• TO DO:
Transcribe the material exactly. Images do not belong in the copy.

• MATERIALS PROVIDED:
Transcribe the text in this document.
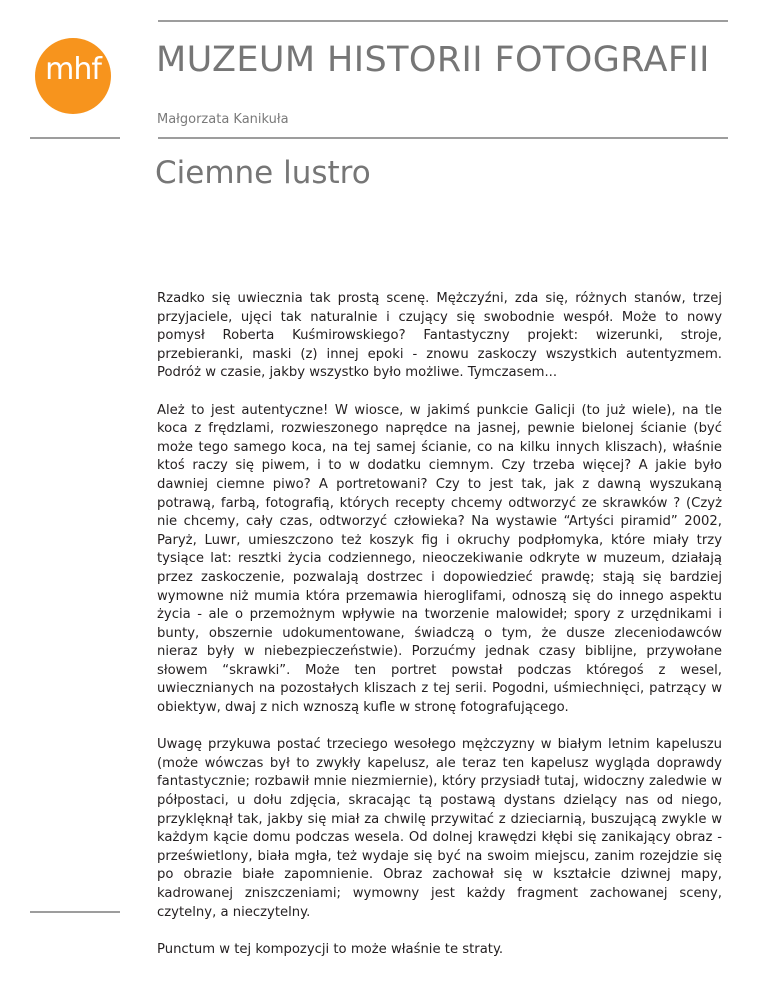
mhf MUZEUM HISTORII FOTOGRAFII
Małgorzata Kanikuła
Ciemne lustro

Rzadko się uwiecznia tak prostą scenę. Mężczyźni, zda się, różnych stanów, trzej przyjaciele, ujęci tak naturalnie i czujący się swobodnie wespół. Może to nowy pomysł Roberta Kuśmirowskiego? Fantastyczny projekt: wizerunki, stroje, przebieranki, maski (z) innej epoki - znowu zaskoczy wszystkich autentyzmem. Podróż w czasie, jakby wszystko było możliwe. Tymczasem...

Ależ to jest autentyczne! W wiosce, w jakimś punkcie Galicji (to już wiele), na tle koca z frędzlami, rozwieszonego naprędce na jasnej, pewnie bielonej ścianie (być może tego samego koca, na tej samej ścianie, co na kilku innych kliszach), właśnie ktoś raczy się piwem, i to w dodatku ciemnym. Czy trzeba więcej? A jakie było dawniej ciemne piwo? A portretowani? Czy to jest tak, jak z dawną wyszukaną potrawą, farbą, fotografią, których recepty chcemy odtworzyć ze skrawków ? (Czyż nie chcemy, cały czas, odtworzyć człowieka? Na wystawie “Artyści piramid” 2002, Paryż, Luwr, umieszczono też koszyk fig i okruchy podpłomyka, które miały trzy tysiące lat: resztki życia codziennego, nieoczekiwanie odkryte w muzeum, działają przez zaskoczenie, pozwalają dostrzec i dopowiedzieć prawdę; stają się bardziej wymowne niż mumia która przemawia hieroglifami, odnoszą się do innego aspektu życia - ale o przemożnym wpływie na tworzenie malowideł; spory z urzędnikami i bunty, obszernie udokumentowane, świadczą o tym, że dusze zleceniodawców nieraz były w niebezpieczeństwie). Porzućmy jednak czasy biblijne, przywołane słowem “skrawki”. Może ten portret powstał podczas któregoś z wesel, uwiecznianych na pozostałych kliszach z tej serii. Pogodni, uśmiechnięci, patrzący w obiektyw, dwaj z nich wznoszą kufle w stronę fotografującego.

Uwagę przykuwa postać trzeciego wesołego mężczyzny w białym letnim kapeluszu (może wówczas był to zwykły kapelusz, ale teraz ten kapelusz wygląda doprawdy fantastycznie; rozbawił mnie niezmiernie), który przysiadł tutaj, widoczny zaledwie w półpostaci, u dołu zdjęcia, skracając tą postawą dystans dzielący nas od niego, przyklęknął tak, jakby się miał za chwilę przywitać z dzieciarnią, buszującą zwykle w każdym kącie domu podczas wesela. Od dolnej krawędzi kłębi się zanikający obraz - prześwietlony, biała mgła, też wydaje się być na swoim miejscu, zanim rozejdzie się po obrazie białe zapomnienie. Obraz zachował się w kształcie dziwnej mapy, kadrowanej zniszczeniami; wymowny jest każdy fragment zachowanej sceny, czytelny, a nieczytelny.

Punctum w tej kompozycji to może właśnie te straty.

• FULL RESPONSE:
Transcribe the text in this document.
mhf MUZEUM HISTORII FOTOGRAFII
Małgorzata Kanikuła
Ciemne lustro

Rzadko się uwiecznia tak prostą scenę. Mężczyźni, zda się, różnych stanów, trzej przyjaciele, ujęci tak naturalnie i czujący się swobodnie wespół. Może to nowy pomysł Roberta Kuśmirowskiego? Fantastyczny projekt: wizerunki, stroje, przebieranki, maski (z) innej epoki - znowu zaskoczy wszystkich autentyzmem. Podróż w czasie, jakby wszystko było możliwe. Tymczasem...

Ależ to jest autentyczne! W wiosce, w jakimś punkcie Galicji (to już wiele), na tle koca z frędzlami, rozwieszonego naprędce na jasnej, pewnie bielonej ścianie (być może tego samego koca, na tej samej ścianie, co na kilku innych kliszach), właśnie ktoś raczy się piwem, i to w dodatku ciemnym. Czy trzeba więcej? A jakie było dawniej ciemne piwo? A portretowani? Czy to jest tak, jak z dawną wyszukaną potrawą, farbą, fotografią, których recepty chcemy odtworzyć ze skrawków ? (Czyż nie chcemy, cały czas, odtworzyć człowieka? Na wystawie “Artyści piramid” 2002, Paryż, Luwr, umieszczono też koszyk fig i okruchy podpłomyka, które miały trzy tysiące lat: resztki życia codziennego, nieoczekiwanie odkryte w muzeum, działają przez zaskoczenie, pozwalają dostrzec i dopowiedzieć prawdę; stają się bardziej wymowne niż mumia która przemawia hieroglifami, odnoszą się do innego aspektu życia - ale o przemożnym wpływie na tworzenie malowideł; spory z urzędnikami i bunty, obszernie udokumentowane, świadczą o tym, że dusze zleceniodawców nieraz były w niebezpieczeństwie). Porzućmy jednak czasy biblijne, przywołane słowem “skrawki”. Może ten portret powstał podczas któregoś z wesel, uwiecznianych na pozostałych kliszach z tej serii. Pogodni, uśmiechnięci, patrzący w obiektyw, dwaj z nich wznoszą kufle w stronę fotografującego.

Uwagę przykuwa postać trzeciego wesołego mężczyzny w białym letnim kapeluszu (może wówczas był to zwykły kapelusz, ale teraz ten kapelusz wygląda doprawdy fantastycznie; rozbawił mnie niezmiernie), który przysiadł tutaj, widoczny zaledwie w półpostaci, u dołu zdjęcia, skracając tą postawą dystans dzielący nas od niego, przyklęknął tak, jakby się miał za chwilę przywitać z dzieciarnią, buszującą zwykle w każdym kącie domu podczas wesela. Od dolnej krawędzi kłębi się zanikający obraz - prześwietlony, biała mgła, też wydaje się być na swoim miejscu, zanim rozejdzie się po obrazie białe zapomnienie. Obraz zachował się w kształcie dziwnej mapy, kadrowanej zniszczeniami; wymowny jest każdy fragment zachowanej sceny, czytelny, a nieczytelny.

Punctum w tej kompozycji to może właśnie te straty.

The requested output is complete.